* WHAT IS BEING ASKED *
Where a line below holds the string "edge", copy that line.

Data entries
┄┄┄┄┄┄┄┄┄┄┄┄┄┄┄┄┄┄┄┄
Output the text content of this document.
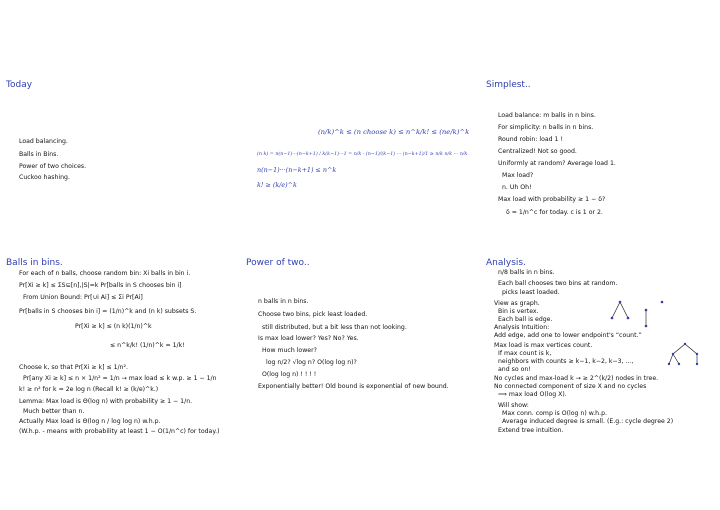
Today
Load balancing.
Balls in Bins.
Power of two choices.
Cuckoo hashing.
(n/k)^k ≤ (n choose k) ≤ n^k/k! ≤ (ne/k)^k
(n k) = n(n−1)···(n−k+1) / k(k−1)···1 = n/k · (n−1)/(k−1) ··· (n−k+1)/1 ≥ n/k n/k ··· n/k
n(n−1)···(n−k+1) ≤ n^k
k! ≥ (k/e)^k
Simplest..
Load balance: m balls in n bins.
For simplicity: n balls in n bins.
Round robin: load 1 !
Centralized! Not so good.
Uniformly at random? Average load 1.
Max load?
n. Uh Oh!
Max load with probability ≥ 1 − δ?
δ = 1/n^c for today. c is 1 or 2.
Balls in bins.
For each of n balls, choose random bin: Xi balls in bin i.
Pr[Xi ≥ k] ≤ ΣS⊆[n],|S|=k Pr[balls in S chooses bin i]
From Union Bound: Pr[∪i Ai] ≤ Σi Pr[Ai]
Pr[balls in S chooses bin i] = (1/n)^k and (n k) subsets S.
Pr[Xi ≥ k] ≤ (n k)(1/n)^k
≤ n^k/k! (1/n)^k = 1/k!
Choose k, so that Pr[Xi ≥ k] ≤ 1/n².
Pr[any Xi ≥ k] ≤ n × 1/n² = 1/n → max load ≤ k w.p. ≥ 1 − 1/n
k! ≥ n² for k = 2e log n (Recall k! ≥ (k/e)^k.)
Lemma: Max load is Θ(log n) with probability ≥ 1 − 1/n.
Much better than n.
Actually Max load is Θ(log n / log log n) w.h.p.
(W.h.p. - means with probability at least 1 − O(1/n^c) for today.)
Power of two..
n balls in n bins.
Choose two bins, pick least loaded.
still distributed, but a bit less than not looking.
Is max load lower? Yes? No? Yes.
How much lower?
log n/2? √log n? O(log log n)?
O(log log n) ! ! ! !
Exponentially better! Old bound is exponential of new bound.
Analysis.
n/8 balls in n bins.
Each ball chooses two bins at random.
picks least loaded.
View as graph.
Bin is vertex.
Each ball is edge.
Analysis Intuition:
Add edge, add one to lower endpoint's “count.”
Max load is max vertices count.
If max count is k,
neighbors with counts ≥ k−1, k−2, k−3, ...,
and so on!
No cycles and max-load k → ≥ 2^(k/2) nodes in tree.
No connected component of size X and no cycles
⟹ max load O(log X).
Will show:
Max conn. comp is O(log n) w.h.p.
Average induced degree is small. (E.g.: cycle degree 2)
Extend tree intuition.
┄┄┄┄┄┄┄┄┄┄┄┄┄┄┄┄┄┄┄┄
* RESULT BELOW *
Each ball is edge.
Add edge, add one to lower endpoint's “count.”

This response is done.